How to complete this task :: A verbatim transcription of the listing below is required, without its pictures.

Records supplied ::
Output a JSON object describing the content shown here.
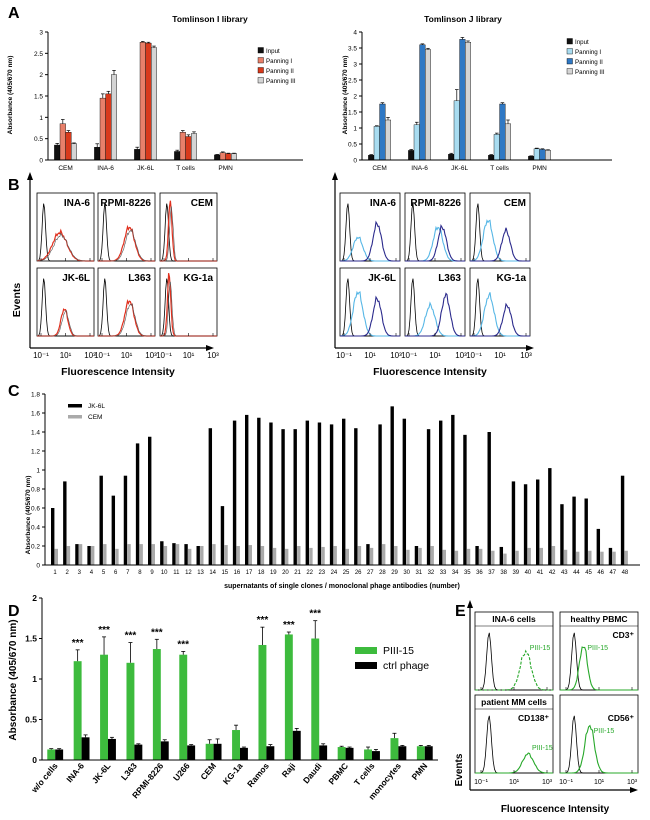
{
  "panels": {
    "A": {
      "letter": "A",
      "left": {
        "title": "Tomlinson I library",
        "ylabel": "Absorbance (405/670 nm)",
        "ticks": [
          "0",
          "0.5",
          "1",
          "1.5",
          "2",
          "2.5",
          "3"
        ],
        "legend": [
          "Input",
          "Panning I",
          "Panning II",
          "Panning III"
        ],
        "colors": [
          "#111111",
          "#e8806a",
          "#d93a1c",
          "#d4d4d4"
        ]
      },
      "right": {
        "title": "Tomlinson J library",
        "ylabel": "Absorbance (405/670 nm)",
        "ticks": [
          "0",
          "0.5",
          "1",
          "1.5",
          "2",
          "2.5",
          "3",
          "3.5",
          "4"
        ],
        "legend": [
          "Input",
          "Panning I",
          "Panning II",
          "Panning III"
        ],
        "colors": [
          "#111111",
          "#a9dcf0",
          "#2f78c4",
          "#d4d4d4"
        ]
      }
    },
    "B": {
      "letter": "B",
      "xlabel": "Fluorescence Intensity",
      "ylabel": "Events",
      "ticks": [
        "10⁻¹",
        "10¹",
        "10³"
      ],
      "left_labels": [
        "INA-6",
        "RPMI-8226",
        "CEM",
        "JK-6L",
        "L363",
        "KG-1a"
      ],
      "right_labels": [
        "INA-6",
        "RPMI-8226",
        "CEM",
        "JK-6L",
        "L363",
        "KG-1a"
      ],
      "left_color": "#e0301e",
      "right_colors": [
        "#57b7e6",
        "#2b2a8c"
      ]
    },
    "C": {
      "letter": "C",
      "ylabel": "Absorbance (405/670 nm)",
      "xlabel": "supernatants of single clones / monoclonal phage antibodies (number)",
      "ticks": [
        "0",
        "0.2",
        "0.4",
        "0.6",
        "0.8",
        "1",
        "1.2",
        "1.4",
        "1.6",
        "1.8"
      ],
      "legend": [
        "JK-6L",
        "CEM"
      ],
      "colors": [
        "#000000",
        "#aaaaaa"
      ]
    },
    "D": {
      "letter": "D",
      "ylabel": "Absorbance (405/670 nm)",
      "ticks": [
        "0",
        "0.5",
        "1",
        "1.5",
        "2"
      ],
      "legend": [
        "PIII-15",
        "ctrl phage"
      ],
      "colors": [
        "#3dbb3d",
        "#000000"
      ],
      "significance": "***"
    },
    "E": {
      "letter": "E",
      "titles": [
        "INA-6 cells",
        "healthy PBMC",
        "patient MM cells",
        ""
      ],
      "markers": [
        "",
        "CD3⁺",
        "CD138⁺",
        "CD56⁺"
      ],
      "curve_label": "PIII-15",
      "xlabel": "Fluorescence Intensity",
      "ylabel": "Events",
      "ticks": [
        "10⁻¹",
        "10¹",
        "10³"
      ],
      "color": "#27a82a"
    }
  },
  "chart_data": [
    {
      "id": "A-left",
      "type": "bar",
      "title": "Tomlinson I library",
      "ylabel": "Absorbance (405/670 nm)",
      "ylim": [
        0,
        3
      ],
      "categories": [
        "CEM",
        "INA-6",
        "JK-6L",
        "T cells",
        "PMN"
      ],
      "series": [
        {
          "name": "Input",
          "values": [
            0.35,
            0.3,
            0.25,
            0.2,
            0.12
          ]
        },
        {
          "name": "Panning I",
          "values": [
            0.85,
            1.45,
            2.76,
            0.65,
            0.17
          ]
        },
        {
          "name": "Panning II",
          "values": [
            0.65,
            1.55,
            2.74,
            0.55,
            0.15
          ]
        },
        {
          "name": "Panning III",
          "values": [
            0.38,
            2.0,
            2.63,
            0.62,
            0.15
          ]
        }
      ]
    },
    {
      "id": "A-right",
      "type": "bar",
      "title": "Tomlinson J library",
      "ylabel": "Absorbance (405/670 nm)",
      "ylim": [
        0,
        4
      ],
      "categories": [
        "CEM",
        "INA-6",
        "JK-6L",
        "T cells",
        "PMN"
      ],
      "series": [
        {
          "name": "Input",
          "values": [
            0.15,
            0.3,
            0.18,
            0.15,
            0.12
          ]
        },
        {
          "name": "Panning I",
          "values": [
            1.05,
            1.1,
            1.85,
            0.8,
            0.35
          ]
        },
        {
          "name": "Panning II",
          "values": [
            1.75,
            3.6,
            3.77,
            1.75,
            0.33
          ]
        },
        {
          "name": "Panning III",
          "values": [
            1.25,
            3.45,
            3.68,
            1.13,
            0.3
          ]
        }
      ]
    },
    {
      "id": "C",
      "type": "bar",
      "ylabel": "Absorbance (405/670 nm)",
      "xlabel": "supernatants of single clones / monoclonal phage antibodies (number)",
      "ylim": [
        0,
        1.8
      ],
      "categories": [
        "1",
        "2",
        "3",
        "4",
        "5",
        "6",
        "7",
        "8",
        "9",
        "10",
        "11",
        "12",
        "13",
        "14",
        "15",
        "16",
        "17",
        "18",
        "19",
        "20",
        "21",
        "22",
        "23",
        "24",
        "25",
        "26",
        "27",
        "28",
        "29",
        "30",
        "31",
        "32",
        "33",
        "34",
        "35",
        "36",
        "37",
        "38",
        "39",
        "40",
        "41",
        "42",
        "43",
        "44",
        "45",
        "46",
        "47",
        "48"
      ],
      "series": [
        {
          "name": "JK-6L",
          "values": [
            0.6,
            0.88,
            0.22,
            0.2,
            0.94,
            0.73,
            0.94,
            1.28,
            1.35,
            0.25,
            0.23,
            0.22,
            0.2,
            1.44,
            0.62,
            1.52,
            1.58,
            1.55,
            1.5,
            1.43,
            1.43,
            1.52,
            1.5,
            1.48,
            1.54,
            1.44,
            0.22,
            1.48,
            1.67,
            1.54,
            0.2,
            1.43,
            1.52,
            1.58,
            1.37,
            0.2,
            1.4,
            0.19,
            0.88,
            0.85,
            0.9,
            1.02,
            0.64,
            0.72,
            0.7,
            0.38,
            0.18,
            0.94
          ]
        },
        {
          "name": "CEM",
          "values": [
            0.17,
            0.2,
            0.22,
            0.2,
            0.22,
            0.17,
            0.22,
            0.22,
            0.22,
            0.2,
            0.22,
            0.17,
            0.2,
            0.22,
            0.21,
            0.2,
            0.21,
            0.2,
            0.18,
            0.17,
            0.2,
            0.18,
            0.19,
            0.2,
            0.17,
            0.2,
            0.18,
            0.22,
            0.2,
            0.16,
            0.18,
            0.2,
            0.16,
            0.15,
            0.17,
            0.17,
            0.15,
            0.12,
            0.15,
            0.18,
            0.18,
            0.2,
            0.16,
            0.14,
            0.15,
            0.14,
            0.14,
            0.15
          ]
        }
      ]
    },
    {
      "id": "D",
      "type": "bar",
      "ylabel": "Absorbance (405/670 nm)",
      "ylim": [
        0,
        2
      ],
      "categories": [
        "w/o cells",
        "INA-6",
        "JK-6L",
        "L363",
        "RPMI-8226",
        "U266",
        "CEM",
        "KG-1a",
        "Ramos",
        "Raji",
        "Daudi",
        "PBMC",
        "T cells",
        "monocytes",
        "PMN"
      ],
      "series": [
        {
          "name": "PIII-15",
          "values": [
            0.13,
            1.22,
            1.3,
            1.2,
            1.37,
            1.3,
            0.2,
            0.37,
            1.42,
            1.55,
            1.5,
            0.16,
            0.13,
            0.27,
            0.17
          ]
        },
        {
          "name": "ctrl phage",
          "values": [
            0.13,
            0.28,
            0.26,
            0.19,
            0.23,
            0.18,
            0.2,
            0.15,
            0.17,
            0.36,
            0.18,
            0.15,
            0.11,
            0.17,
            0.17
          ]
        }
      ],
      "annotations": [
        "***",
        "***",
        "***",
        "***",
        "***",
        "***",
        "***",
        "***"
      ]
    }
  ]
}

Result below ::
Output a JSON object describing the content shown here.
{
  "panels": {
    "A": {
      "letter": "A",
      "left": {
        "title": "Tomlinson I library",
        "ylabel": "Absorbance (405/670 nm)",
        "ticks": [
          "0",
          "0.5",
          "1",
          "1.5",
          "2",
          "2.5",
          "3"
        ],
        "legend": [
          "Input",
          "Panning I",
          "Panning II",
          "Panning III"
        ],
        "colors": [
          "#111111",
          "#e8806a",
          "#d93a1c",
          "#d4d4d4"
        ]
      },
      "right": {
        "title": "Tomlinson J library",
        "ylabel": "Absorbance (405/670 nm)",
        "ticks": [
          "0",
          "0.5",
          "1",
          "1.5",
          "2",
          "2.5",
          "3",
          "3.5",
          "4"
        ],
        "legend": [
          "Input",
          "Panning I",
          "Panning II",
          "Panning III"
        ],
        "colors": [
          "#111111",
          "#a9dcf0",
          "#2f78c4",
          "#d4d4d4"
        ]
      }
    },
    "B": {
      "letter": "B",
      "xlabel": "Fluorescence Intensity",
      "ylabel": "Events",
      "ticks": [
        "10⁻¹",
        "10¹",
        "10³"
      ],
      "left_labels": [
        "INA-6",
        "RPMI-8226",
        "CEM",
        "JK-6L",
        "L363",
        "KG-1a"
      ],
      "right_labels": [
        "INA-6",
        "RPMI-8226",
        "CEM",
        "JK-6L",
        "L363",
        "KG-1a"
      ],
      "left_color": "#e0301e",
      "right_colors": [
        "#57b7e6",
        "#2b2a8c"
      ]
    },
    "C": {
      "letter": "C",
      "ylabel": "Absorbance (405/670 nm)",
      "xlabel": "supernatants of single clones / monoclonal phage antibodies (number)",
      "ticks": [
        "0",
        "0.2",
        "0.4",
        "0.6",
        "0.8",
        "1",
        "1.2",
        "1.4",
        "1.6",
        "1.8"
      ],
      "legend": [
        "JK-6L",
        "CEM"
      ],
      "colors": [
        "#000000",
        "#aaaaaa"
      ]
    },
    "D": {
      "letter": "D",
      "ylabel": "Absorbance (405/670 nm)",
      "ticks": [
        "0",
        "0.5",
        "1",
        "1.5",
        "2"
      ],
      "legend": [
        "PIII-15",
        "ctrl phage"
      ],
      "colors": [
        "#3dbb3d",
        "#000000"
      ],
      "significance": "***"
    },
    "E": {
      "letter": "E",
      "titles": [
        "INA-6 cells",
        "healthy PBMC",
        "patient MM cells",
        ""
      ],
      "markers": [
        "",
        "CD3⁺",
        "CD138⁺",
        "CD56⁺"
      ],
      "curve_label": "PIII-15",
      "xlabel": "Fluorescence Intensity",
      "ylabel": "Events",
      "ticks": [
        "10⁻¹",
        "10¹",
        "10³"
      ],
      "color": "#27a82a"
    }
  },
  "chart_data": [
    {
      "id": "A-left",
      "type": "bar",
      "title": "Tomlinson I library",
      "ylabel": "Absorbance (405/670 nm)",
      "ylim": [
        0,
        3
      ],
      "categories": [
        "CEM",
        "INA-6",
        "JK-6L",
        "T cells",
        "PMN"
      ],
      "series": [
        {
          "name": "Input",
          "values": [
            0.35,
            0.3,
            0.25,
            0.2,
            0.12
          ]
        },
        {
          "name": "Panning I",
          "values": [
            0.85,
            1.45,
            2.76,
            0.65,
            0.17
          ]
        },
        {
          "name": "Panning II",
          "values": [
            0.65,
            1.55,
            2.74,
            0.55,
            0.15
          ]
        },
        {
          "name": "Panning III",
          "values": [
            0.38,
            2.0,
            2.63,
            0.62,
            0.15
          ]
        }
      ]
    },
    {
      "id": "A-right",
      "type": "bar",
      "title": "Tomlinson J library",
      "ylabel": "Absorbance (405/670 nm)",
      "ylim": [
        0,
        4
      ],
      "categories": [
        "CEM",
        "INA-6",
        "JK-6L",
        "T cells",
        "PMN"
      ],
      "series": [
        {
          "name": "Input",
          "values": [
            0.15,
            0.3,
            0.18,
            0.15,
            0.12
          ]
        },
        {
          "name": "Panning I",
          "values": [
            1.05,
            1.1,
            1.85,
            0.8,
            0.35
          ]
        },
        {
          "name": "Panning II",
          "values": [
            1.75,
            3.6,
            3.77,
            1.75,
            0.33
          ]
        },
        {
          "name": "Panning III",
          "values": [
            1.25,
            3.45,
            3.68,
            1.13,
            0.3
          ]
        }
      ]
    },
    {
      "id": "C",
      "type": "bar",
      "ylabel": "Absorbance (405/670 nm)",
      "xlabel": "supernatants of single clones / monoclonal phage antibodies (number)",
      "ylim": [
        0,
        1.8
      ],
      "categories": [
        "1",
        "2",
        "3",
        "4",
        "5",
        "6",
        "7",
        "8",
        "9",
        "10",
        "11",
        "12",
        "13",
        "14",
        "15",
        "16",
        "17",
        "18",
        "19",
        "20",
        "21",
        "22",
        "23",
        "24",
        "25",
        "26",
        "27",
        "28",
        "29",
        "30",
        "31",
        "32",
        "33",
        "34",
        "35",
        "36",
        "37",
        "38",
        "39",
        "40",
        "41",
        "42",
        "43",
        "44",
        "45",
        "46",
        "47",
        "48"
      ],
      "series": [
        {
          "name": "JK-6L",
          "values": [
            0.6,
            0.88,
            0.22,
            0.2,
            0.94,
            0.73,
            0.94,
            1.28,
            1.35,
            0.25,
            0.23,
            0.22,
            0.2,
            1.44,
            0.62,
            1.52,
            1.58,
            1.55,
            1.5,
            1.43,
            1.43,
            1.52,
            1.5,
            1.48,
            1.54,
            1.44,
            0.22,
            1.48,
            1.67,
            1.54,
            0.2,
            1.43,
            1.52,
            1.58,
            1.37,
            0.2,
            1.4,
            0.19,
            0.88,
            0.85,
            0.9,
            1.02,
            0.64,
            0.72,
            0.7,
            0.38,
            0.18,
            0.94
          ]
        },
        {
          "name": "CEM",
          "values": [
            0.17,
            0.2,
            0.22,
            0.2,
            0.22,
            0.17,
            0.22,
            0.22,
            0.22,
            0.2,
            0.22,
            0.17,
            0.2,
            0.22,
            0.21,
            0.2,
            0.21,
            0.2,
            0.18,
            0.17,
            0.2,
            0.18,
            0.19,
            0.2,
            0.17,
            0.2,
            0.18,
            0.22,
            0.2,
            0.16,
            0.18,
            0.2,
            0.16,
            0.15,
            0.17,
            0.17,
            0.15,
            0.12,
            0.15,
            0.18,
            0.18,
            0.2,
            0.16,
            0.14,
            0.15,
            0.14,
            0.14,
            0.15
          ]
        }
      ]
    },
    {
      "id": "D",
      "type": "bar",
      "ylabel": "Absorbance (405/670 nm)",
      "ylim": [
        0,
        2
      ],
      "categories": [
        "w/o cells",
        "INA-6",
        "JK-6L",
        "L363",
        "RPMI-8226",
        "U266",
        "CEM",
        "KG-1a",
        "Ramos",
        "Raji",
        "Daudi",
        "PBMC",
        "T cells",
        "monocytes",
        "PMN"
      ],
      "series": [
        {
          "name": "PIII-15",
          "values": [
            0.13,
            1.22,
            1.3,
            1.2,
            1.37,
            1.3,
            0.2,
            0.37,
            1.42,
            1.55,
            1.5,
            0.16,
            0.13,
            0.27,
            0.17
          ]
        },
        {
          "name": "ctrl phage",
          "values": [
            0.13,
            0.28,
            0.26,
            0.19,
            0.23,
            0.18,
            0.2,
            0.15,
            0.17,
            0.36,
            0.18,
            0.15,
            0.11,
            0.17,
            0.17
          ]
        }
      ],
      "annotations": [
        "***",
        "***",
        "***",
        "***",
        "***",
        "***",
        "***",
        "***"
      ]
    }
  ]
}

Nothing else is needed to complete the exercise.